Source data
==============================
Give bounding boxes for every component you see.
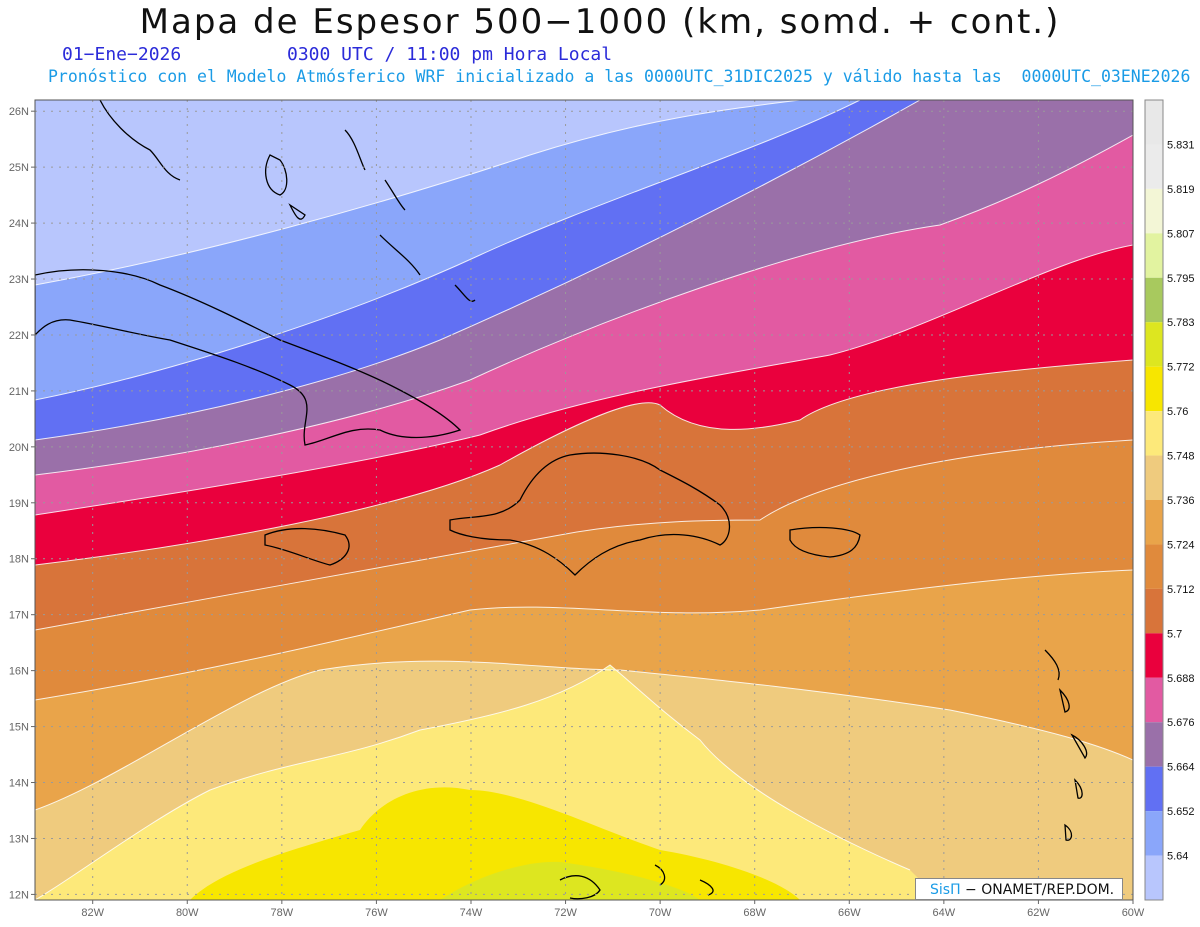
colorbar-swatch — [1145, 677, 1163, 723]
band-5783 — [440, 861, 700, 900]
colorbar-swatch — [1145, 633, 1163, 678]
lon-tick-label: 66W — [838, 907, 861, 919]
lat-tick-label: 16N — [9, 666, 29, 678]
colorbar-label: 5.772 — [1167, 362, 1195, 374]
lat-tick-label: 20N — [9, 442, 29, 454]
lon-tick-label: 76W — [365, 907, 388, 919]
colorbar-swatch — [1145, 766, 1163, 812]
map-title: Mapa de Espesor 500−1000 (km, somd. + co… — [139, 2, 1061, 42]
colorbar-frame — [1144, 99, 1164, 901]
lat-tick-label: 24N — [9, 218, 29, 230]
colorbar-label: 5.724 — [1167, 539, 1195, 551]
lat-tick-label: 13N — [9, 833, 29, 845]
lon-tick-label: 60W — [1122, 907, 1145, 919]
lat-tick-label: 14N — [9, 778, 29, 790]
colorbar-label: 5.676 — [1167, 717, 1195, 729]
colorbar-label: 5.664 — [1167, 762, 1195, 774]
lon-tick-label: 62W — [1027, 907, 1050, 919]
date-label: 01−Ene−2026 — [62, 44, 182, 65]
colorbar-swatch — [1145, 544, 1163, 589]
lat-tick-label: 21N — [9, 386, 29, 398]
colorbar: 5.831 5.819 5.807 5.795 5.783 5.772 5.76 5.748 5… — [1144, 99, 1195, 901]
time-label: 0300 UTC / 11:00 pm Hora Local — [287, 44, 613, 65]
lon-tick-label: 78W — [271, 907, 294, 919]
lat-tick-label: 19N — [9, 498, 29, 510]
lat-tick-label: 26N — [9, 106, 29, 118]
colorbar-swatch — [1145, 144, 1163, 189]
colorbar-label: 5.748 — [1167, 451, 1195, 463]
lat-tick-label: 15N — [9, 722, 29, 734]
colorbar-swatch — [1145, 411, 1163, 456]
lat-tick-label: 18N — [9, 554, 29, 566]
colorbar-swatch — [1145, 500, 1163, 545]
colorbar-label: 5.795 — [1167, 273, 1195, 285]
coastlines — [35, 100, 1088, 900]
lat-tick-label: 23N — [9, 274, 29, 286]
colorbar-label: 5.736 — [1167, 495, 1195, 507]
colorbar-swatch — [1145, 855, 1163, 900]
colorbar-label: 5.76 — [1167, 406, 1188, 418]
colorbar-label: 5.712 — [1167, 584, 1195, 596]
lon-tick-label: 80W — [176, 907, 199, 919]
colorbar-label: 5.652 — [1167, 806, 1195, 818]
colorbar-swatch — [1145, 588, 1163, 634]
lat-tick-label: 22N — [9, 330, 29, 342]
attribution-box: SisΠ − ONAMET/REP.DOM. — [915, 878, 1123, 900]
colorbar-label: 5.688 — [1167, 673, 1195, 685]
lon-tick-label: 74W — [460, 907, 483, 919]
colorbar-swatch — [1145, 100, 1163, 145]
colorbar-label: 5.807 — [1167, 228, 1195, 240]
colorbar-label: 5.64 — [1167, 851, 1188, 863]
sis-logo: SisΠ — [930, 882, 961, 898]
colorbar-swatch — [1145, 455, 1163, 500]
lon-tick-label: 82W — [81, 907, 104, 919]
longitude-axis: 82W 80W 78W 76W 74W 72W 70W 68W 66W 64W 62W 60W — [81, 900, 1145, 919]
colorbar-swatch — [1145, 277, 1163, 323]
attribution-text: − ONAMET/REP.DOM. — [960, 882, 1115, 898]
latitude-axis: 26N 25N 24N 23N 22N 21N 20N 19N 18N 17N 16N 15N 14N 1… — [9, 106, 35, 901]
lon-tick-label: 70W — [649, 907, 672, 919]
lat-tick-label: 17N — [9, 610, 29, 622]
colorbar-label: 5.7 — [1167, 628, 1182, 640]
band-5772 — [190, 787, 800, 900]
colorbar-swatch — [1145, 233, 1163, 278]
lat-tick-label: 25N — [9, 162, 29, 174]
graticule — [35, 100, 1133, 900]
colorbar-swatch — [1145, 811, 1163, 856]
lon-tick-label: 72W — [554, 907, 577, 919]
colorbar-label: 5.819 — [1167, 184, 1195, 196]
colorbar-label: 5.831 — [1167, 139, 1195, 151]
forecast-info: Pronóstico con el Modelo Atmósferico WRF… — [48, 67, 1191, 86]
lon-tick-label: 68W — [743, 907, 766, 919]
band-5760 — [35, 665, 940, 900]
colorbar-swatch — [1145, 322, 1163, 367]
colorbar-swatch — [1145, 188, 1163, 234]
colorbar-label: 5.783 — [1167, 317, 1195, 329]
lon-tick-label: 64W — [933, 907, 956, 919]
colorbar-swatch — [1145, 722, 1163, 767]
colorbar-swatch — [1145, 366, 1163, 412]
lat-tick-label: 12N — [9, 889, 29, 901]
==============================
Task statement »
Rewrite every line of the rows above as a JSON list of strings, with one string per line and no blank lines. Leave the picture out of the list.

Solved exercise »
[
  "Give bounding boxes for every component you see.",
  "colorbar-swatch — [1145, 677, 1163, 723]",
  "band-5783 — [440, 861, 700, 900]",
  "colorbar-swatch — [1145, 633, 1163, 678]",
  "lon-tick-label: 66W — [838, 907, 861, 919]",
  "lat-tick-label: 16N — [9, 666, 29, 678]",
  "colorbar-label: 5.772 — [1167, 362, 1195, 374]",
  "lat-tick-label: 20N — [9, 442, 29, 454]",
  "lon-tick-label: 76W — [365, 907, 388, 919]",
  "colorbar-swatch — [1145, 766, 1163, 812]",
  "map-title: Mapa de Espesor 500−1000 (km, somd. + co… — [139, 2, 1061, 42]",
  "colorbar-frame — [1144, 99, 1164, 901]",
  "lat-tick-label: 24N — [9, 218, 29, 230]",
  "colorbar-label: 5.724 — [1167, 539, 1195, 551]",
  "lat-tick-label: 13N — [9, 833, 29, 845]",
  "lon-tick-label: 60W — [1122, 907, 1145, 919]",
  "lat-tick-label: 14N — [9, 778, 29, 790]",
  "colorbar-label: 5.676 — [1167, 717, 1195, 729]",
  "colorbar-label: 5.664 — [1167, 762, 1195, 774]",
  "lon-tick-label: 62W — [1027, 907, 1050, 919]",
  "date-label: 01−Ene−2026 — [62, 44, 182, 65]",
  "colorbar-swatch — [1145, 544, 1163, 589]",
  "lat-tick-label: 21N — [9, 386, 29, 398]",
  "colorbar: 5.831 5.819 5.807 5.795 5.783 5.772 5.76 5.748 5… — [1144, 99, 1195, 901]",
  "time-label: 0300 UTC / 11:00 pm Hora Local — [287, 44, 613, 65]",
  "lon-tick-label: 78W — [271, 907, 294, 919]",
  "lat-tick-label: 19N — [9, 498, 29, 510]",
  "lat-tick-label: 26N — [9, 106, 29, 118]",
  "colorbar-swatch — [1145, 144, 1163, 189]",
  "colorbar-label: 5.748 — [1167, 451, 1195, 463]",
  "lat-tick-label: 15N — [9, 722, 29, 734]",
  "colorbar-swatch — [1145, 411, 1163, 456]",
  "lat-tick-label: 18N — [9, 554, 29, 566]",
  "colorbar-swatch — [1145, 500, 1163, 545]",
  "colorbar-label: 5.795 — [1167, 273, 1195, 285]",
  "coastlines — [35, 100, 1088, 900]",
  "lat-tick-label: 23N — [9, 274, 29, 286]",
  "colorbar-label: 5.736 — [1167, 495, 1195, 507]",
  "colorbar-swatch — [1145, 855, 1163, 900]",
  "colorbar-label: 5.76 — [1167, 406, 1188, 418]",
  "colorbar-label: 5.712 — [1167, 584, 1195, 596]",
  "lon-tick-label: 80W — [176, 907, 199, 919]",
  "colorbar-label: 5.652 — [1167, 806, 1195, 818]",
  "colorbar-swatch — [1145, 588, 1163, 634]",
  "lat-tick-label: 22N — [9, 330, 29, 342]",
  "attribution-box: SisΠ − ONAMET/REP.DOM. — [915, 878, 1123, 900]",
  "colorbar-label: 5.688 — [1167, 673, 1195, 685]",
  "lon-tick-label: 74W — [460, 907, 483, 919]",
  "colorbar-swatch — [1145, 100, 1163, 145]",
  "colorbar-label: 5.807 — [1167, 228, 1195, 240]",
  "colorbar-label: 5.64 — [1167, 851, 1188, 863]",
  "sis-logo: SisΠ — [930, 882, 961, 898]",
  "colorbar-swatch — [1145, 455, 1163, 500]",
  "lon-tick-label: 82W — [81, 907, 104, 919]",
  "longitude-axis: 82W 80W 78W 76W 74W 72W 70W 68W 66W 64W 62W 60W — [81, 900, 1145, 919]",
  "colorbar-swatch — [1145, 277, 1163, 323]",
  "attribution-text: − ONAMET/REP.DOM. — [960, 882, 1115, 898]",
  "latitude-axis: 26N 25N 24N 23N 22N 21N 20N 19N 18N 17N 16N 15N 14N 1… — [9, 106, 35, 901]",
  "lon-tick-label: 70W — [649, 907, 672, 919]",
  "lat-tick-label: 17N — [9, 610, 29, 622]",
  "colorbar-label: 5.7 — [1167, 628, 1182, 640]",
  "band-5772 — [190, 787, 800, 900]",
  "colorbar-swatch — [1145, 233, 1163, 278]",
  "lat-tick-label: 25N — [9, 162, 29, 174]",
  "graticule — [35, 100, 1133, 900]",
  "colorbar-swatch — [1145, 811, 1163, 856]",
  "lon-tick-label: 72W — [554, 907, 577, 919]",
  "colorbar-label: 5.819 — [1167, 184, 1195, 196]",
  "colorbar-label: 5.831 — [1167, 139, 1195, 151]",
  "forecast-info: Pronóstico con el Modelo Atmósferico WRF… — [48, 67, 1191, 86]",
  "lon-tick-label: 68W — [743, 907, 766, 919]",
  "band-5760 — [35, 665, 940, 900]",
  "colorbar-swatch — [1145, 322, 1163, 367]",
  "colorbar-swatch — [1145, 188, 1163, 234]",
  "colorbar-label: 5.783 — [1167, 317, 1195, 329]",
  "lon-tick-label: 64W — [933, 907, 956, 919]",
  "colorbar-swatch — [1145, 722, 1163, 767]",
  "colorbar-swatch — [1145, 366, 1163, 412]",
  "lat-tick-label: 12N — [9, 889, 29, 901]"
]